● REQUIREMENTS:
Within the records below, find each line that holds the string "gute", then copy it.

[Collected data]

+ + +

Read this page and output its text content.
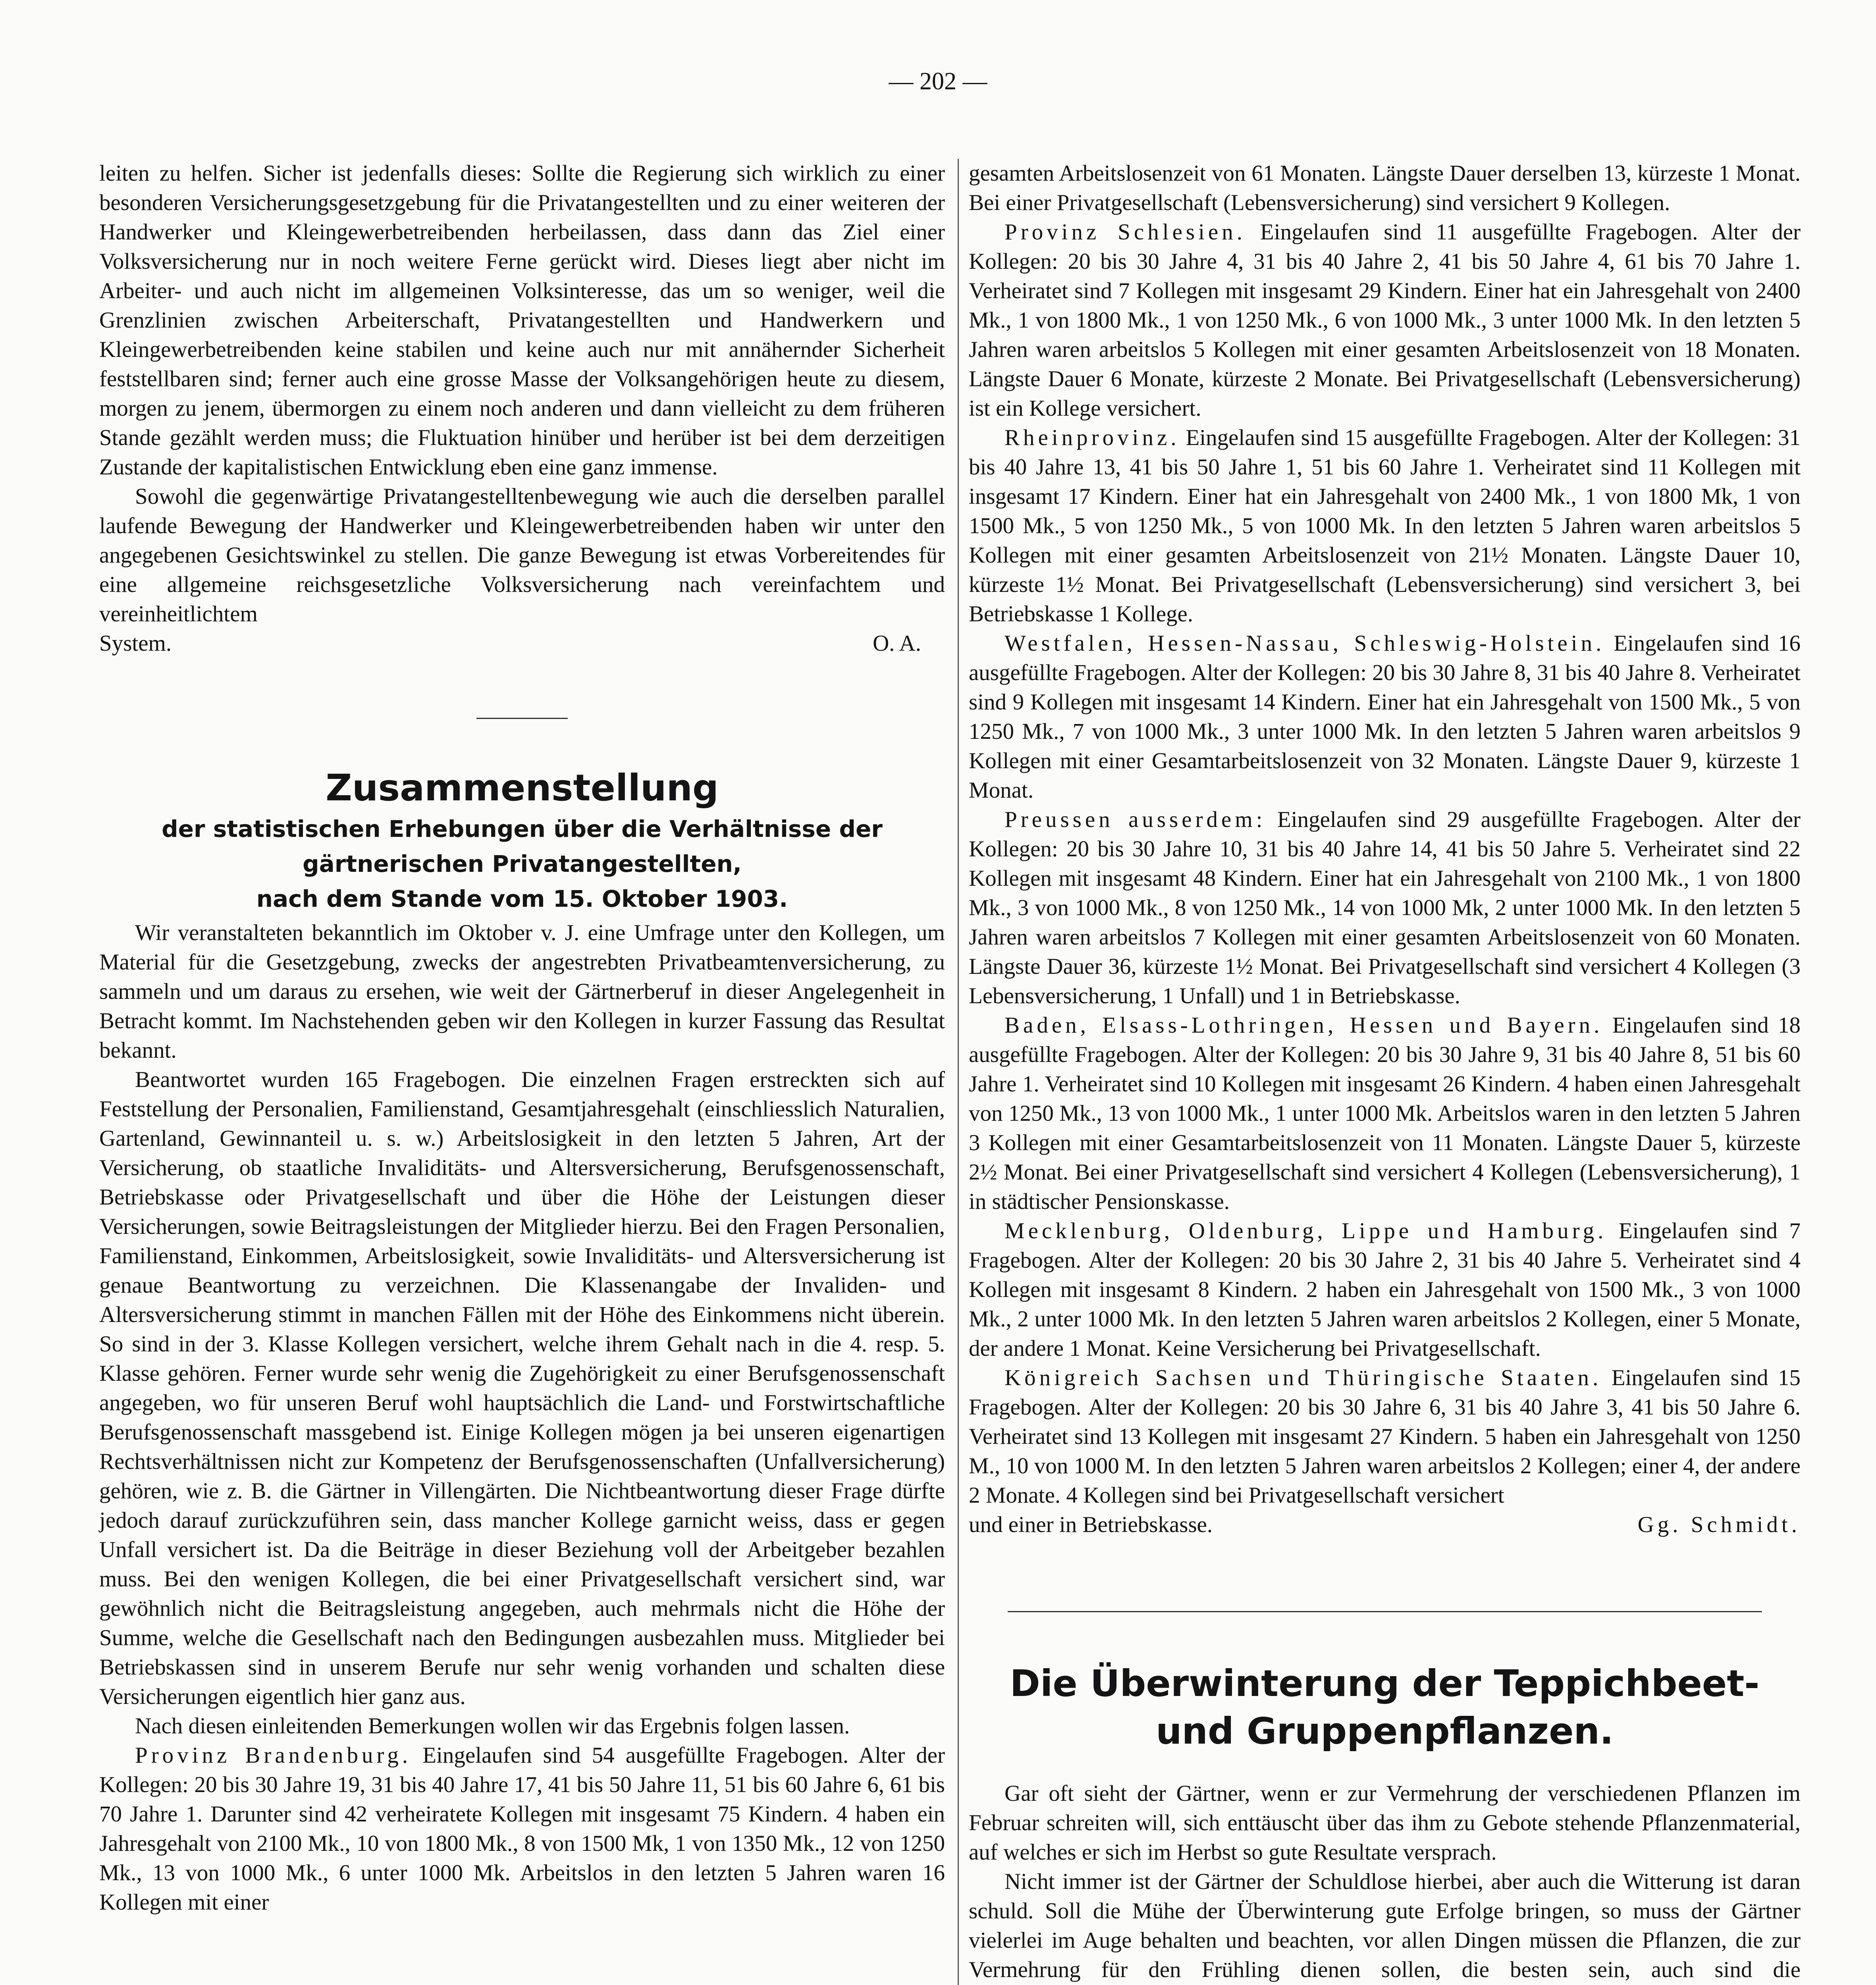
— 202 —

leiten zu helfen. Sicher ist jedenfalls dieses: Sollte die Regierung sich wirklich zu einer besonderen Versicherungsgesetzgebung für die Privatangestellten und zu einer weiteren der Handwerker und Kleingewerbetreibenden herbeilassen, dass dann das Ziel einer Volksversicherung nur in noch weitere Ferne gerückt wird. Dieses liegt aber nicht im Arbeiter- und auch nicht im allgemeinen Volksinteresse, das um so weniger, weil die Grenzlinien zwischen Arbeiterschaft, Privatangestellten und Handwerkern und Kleingewerbetreibenden keine stabilen und keine auch nur mit annähernder Sicherheit feststellbaren sind; ferner auch eine grosse Masse der Volksangehörigen heute zu diesem, morgen zu jenem, übermorgen zu einem noch anderen und dann vielleicht zu dem früheren Stande gezählt werden muss; die Fluktuation hinüber und herüber ist bei dem derzeitigen Zustande der kapitalistischen Entwicklung eben eine ganz immense.

Sowohl die gegenwärtige Privatangestelltenbewegung wie auch die derselben parallel laufende Bewegung der Handwerker und Kleingewerbetreibenden haben wir unter den angegebenen Gesichtswinkel zu stellen. Die ganze Bewegung ist etwas Vorbereitendes für eine allgemeine reichsgesetzliche Volksversicherung nach vereinfachtem und vereinheitlichtem

System.	O. A.
Zusammenstellung
der statistischen Erhebungen über die Verhältnisse der
gärtnerischen Privatangestellten,
nach dem Stande vom 15. Oktober 1903.

Wir veranstalteten bekanntlich im Oktober v. J. eine Umfrage unter den Kollegen, um Material für die Gesetzgebung, zwecks der angestrebten Privatbeamtenversicherung, zu sammeln und um daraus zu ersehen, wie weit der Gärtnerberuf in dieser Angelegenheit in Betracht kommt. Im Nachstehenden geben wir den Kollegen in kurzer Fassung das Resultat bekannt.

Beantwortet wurden 165 Fragebogen. Die einzelnen Fragen erstreckten sich auf Feststellung der Personalien, Familienstand, Gesamtjahresgehalt (einschliesslich Naturalien, Gartenland, Gewinnanteil u. s. w.) Arbeitslosigkeit in den letzten 5 Jahren, Art der Versicherung, ob staatliche Invaliditäts- und Altersversicherung, Berufsgenossenschaft, Betriebskasse oder Privatgesellschaft und über die Höhe der Leistungen dieser Versicherungen, sowie Beitragsleistungen der Mitglieder hierzu. Bei den Fragen Personalien, Familienstand, Einkommen, Arbeitslosigkeit, sowie Invaliditäts- und Altersversicherung ist genaue Beantwortung zu verzeichnen. Die Klassenangabe der Invaliden- und Altersversicherung stimmt in manchen Fällen mit der Höhe des Einkommens nicht überein. So sind in der 3. Klasse Kollegen versichert, welche ihrem Gehalt nach in die 4. resp. 5. Klasse gehören. Ferner wurde sehr wenig die Zugehörigkeit zu einer Berufsgenossenschaft angegeben, wo für unseren Beruf wohl hauptsächlich die Land- und Forstwirtschaftliche Berufsgenossenschaft massgebend ist. Einige Kollegen mögen ja bei unseren eigenartigen Rechtsverhältnissen nicht zur Kompetenz der Berufsgenossenschaften (Unfallversicherung) gehören, wie z. B. die Gärtner in Villengärten. Die Nichtbeantwortung dieser Frage dürfte jedoch darauf zurückzuführen sein, dass mancher Kollege garnicht weiss, dass er gegen Unfall versichert ist. Da die Beiträge in dieser Beziehung voll der Arbeitgeber bezahlen muss. Bei den wenigen Kollegen, die bei einer Privatgesellschaft versichert sind, war gewöhnlich nicht die Beitragsleistung angegeben, auch mehrmals nicht die Höhe der Summe, welche die Gesellschaft nach den Bedingungen ausbezahlen muss. Mitglieder bei Betriebskassen sind in unserem Berufe nur sehr wenig vorhanden und schalten diese Versicherungen eigentlich hier ganz aus.

Nach diesen einleitenden Bemerkungen wollen wir das Ergebnis folgen lassen.

Provinz Brandenburg. Eingelaufen sind 54 ausgefüllte Fragebogen. Alter der Kollegen: 20 bis 30 Jahre 19, 31 bis 40 Jahre 17, 41 bis 50 Jahre 11, 51 bis 60 Jahre 6, 61 bis 70 Jahre 1. Darunter sind 42 verheiratete Kollegen mit insgesamt 75 Kindern. 4 haben ein Jahresgehalt von 2100 Mk., 10 von 1800 Mk., 8 von 1500 Mk, 1 von 1350 Mk., 12 von 1250 Mk., 13 von 1000 Mk., 6 unter 1000 Mk. Arbeitslos in den letzten 5 Jahren waren 16 Kollegen mit einer

gesamten Arbeitslosenzeit von 61 Monaten. Längste Dauer derselben 13, kürzeste 1 Monat. Bei einer Privatgesellschaft (Lebensversicherung) sind versichert 9 Kollegen.

Provinz Schlesien. Eingelaufen sind 11 ausgefüllte Fragebogen. Alter der Kollegen: 20 bis 30 Jahre 4, 31 bis 40 Jahre 2, 41 bis 50 Jahre 4, 61 bis 70 Jahre 1. Verheiratet sind 7 Kollegen mit insgesamt 29 Kindern. Einer hat ein Jahresgehalt von 2400 Mk., 1 von 1800 Mk., 1 von 1250 Mk., 6 von 1000 Mk., 3 unter 1000 Mk. In den letzten 5 Jahren waren arbeitslos 5 Kollegen mit einer gesamten Arbeitslosenzeit von 18 Monaten. Längste Dauer 6 Monate, kürzeste 2 Monate. Bei Privatgesellschaft (Lebensversicherung) ist ein Kollege versichert.

Rheinprovinz. Eingelaufen sind 15 ausgefüllte Fragebogen. Alter der Kollegen: 31 bis 40 Jahre 13, 41 bis 50 Jahre 1, 51 bis 60 Jahre 1. Verheiratet sind 11 Kollegen mit insgesamt 17 Kindern. Einer hat ein Jahresgehalt von 2400 Mk., 1 von 1800 Mk, 1 von 1500 Mk., 5 von 1250 Mk., 5 von 1000 Mk. In den letzten 5 Jahren waren arbeitslos 5 Kollegen mit einer gesamten Arbeitslosenzeit von 21½ Monaten. Längste Dauer 10, kürzeste 1½ Monat. Bei Privatgesellschaft (Lebensversicherung) sind versichert 3, bei Betriebskasse 1 Kollege.

Westfalen, Hessen-Nassau, Schleswig-Holstein. Eingelaufen sind 16 ausgefüllte Fragebogen. Alter der Kollegen: 20 bis 30 Jahre 8, 31 bis 40 Jahre 8. Verheiratet sind 9 Kollegen mit insgesamt 14 Kindern. Einer hat ein Jahresgehalt von 1500 Mk., 5 von 1250 Mk., 7 von 1000 Mk., 3 unter 1000 Mk. In den letzten 5 Jahren waren arbeitslos 9 Kollegen mit einer Gesamtarbeitslosenzeit von 32 Monaten. Längste Dauer 9, kürzeste 1 Monat.

Preussen ausserdem: Eingelaufen sind 29 ausgefüllte Fragebogen. Alter der Kollegen: 20 bis 30 Jahre 10, 31 bis 40 Jahre 14, 41 bis 50 Jahre 5. Verheiratet sind 22 Kollegen mit insgesamt 48 Kindern. Einer hat ein Jahresgehalt von 2100 Mk., 1 von 1800 Mk., 3 von 1000 Mk., 8 von 1250 Mk., 14 von 1000 Mk, 2 unter 1000 Mk. In den letzten 5 Jahren waren arbeitslos 7 Kollegen mit einer gesamten Arbeitslosenzeit von 60 Monaten. Längste Dauer 36, kürzeste 1½ Monat. Bei Privatgesellschaft sind versichert 4 Kollegen (3 Lebensversicherung, 1 Unfall) und 1 in Betriebskasse.

Baden, Elsass-Lothringen, Hessen und Bayern. Eingelaufen sind 18 ausgefüllte Fragebogen. Alter der Kollegen: 20 bis 30 Jahre 9, 31 bis 40 Jahre 8, 51 bis 60 Jahre 1. Verheiratet sind 10 Kollegen mit insgesamt 26 Kindern. 4 haben einen Jahresgehalt von 1250 Mk., 13 von 1000 Mk., 1 unter 1000 Mk. Arbeitslos waren in den letzten 5 Jahren 3 Kollegen mit einer Gesamtarbeitslosenzeit von 11 Monaten. Längste Dauer 5, kürzeste 2½ Monat. Bei einer Privatgesellschaft sind versichert 4 Kollegen (Lebensversicherung), 1 in städtischer Pensionskasse.

Mecklenburg, Oldenburg, Lippe und Hamburg. Eingelaufen sind 7 Fragebogen. Alter der Kollegen: 20 bis 30 Jahre 2, 31 bis 40 Jahre 5. Verheiratet sind 4 Kollegen mit insgesamt 8 Kindern. 2 haben ein Jahresgehalt von 1500 Mk., 3 von 1000 Mk., 2 unter 1000 Mk. In den letzten 5 Jahren waren arbeitslos 2 Kollegen, einer 5 Monate, der andere 1 Monat. Keine Versicherung bei Privatgesellschaft.

Königreich Sachsen und Thüringische Staaten. Eingelaufen sind 15 Fragebogen. Alter der Kollegen: 20 bis 30 Jahre 6, 31 bis 40 Jahre 3, 41 bis 50 Jahre 6. Verheiratet sind 13 Kollegen mit insgesamt 27 Kindern. 5 haben ein Jahresgehalt von 1250 M., 10 von 1000 M. In den letzten 5 Jahren waren arbeitslos 2 Kollegen; einer 4, der andere 2 Monate. 4 Kollegen sind bei Privatgesellschaft versichert

und einer in Betriebskasse.	Gg. Schmidt.
Die Überwinterung der Teppichbeet-
und Gruppenpflanzen.

Gar oft sieht der Gärtner, wenn er zur Vermehrung der verschiedenen Pflanzen im Februar schreiten will, sich enttäuscht über das ihm zu Gebote stehende Pflanzenmaterial, auf welches er sich im Herbst so gute Resultate versprach.

Nicht immer ist der Gärtner der Schuldlose hierbei, aber auch die Witterung ist daran schuld. Soll die Mühe der Überwinterung gute Erfolge bringen, so muss der Gärtner vielerlei im Auge behalten und beachten, vor allen Dingen müssen die Pflanzen, die zur Vermehrung für den Frühling dienen sollen, die besten sein, auch sind die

+ + +

● TASK OUTPUT:
Gar oft sieht der Gärtner, wenn er zur Vermehrung der verschiedenen Pflanzen im Februar schreiten will, sich enttäuscht über das ihm zu Gebote stehende Pflanzenmaterial, auf welches er sich im Herbst so gute Resultate versprach.
Nicht immer ist der Gärtner der Schuldlose hierbei, aber auch die Witterung ist daran schuld. Soll die Mühe der Überwinterung gute Erfolge bringen, so muss der Gärtner vielerlei im Auge behalten und beachten, vor allen Dingen müssen die Pflanzen, die zur Vermehrung für den Frühling dienen sollen, die besten sein, auch sind die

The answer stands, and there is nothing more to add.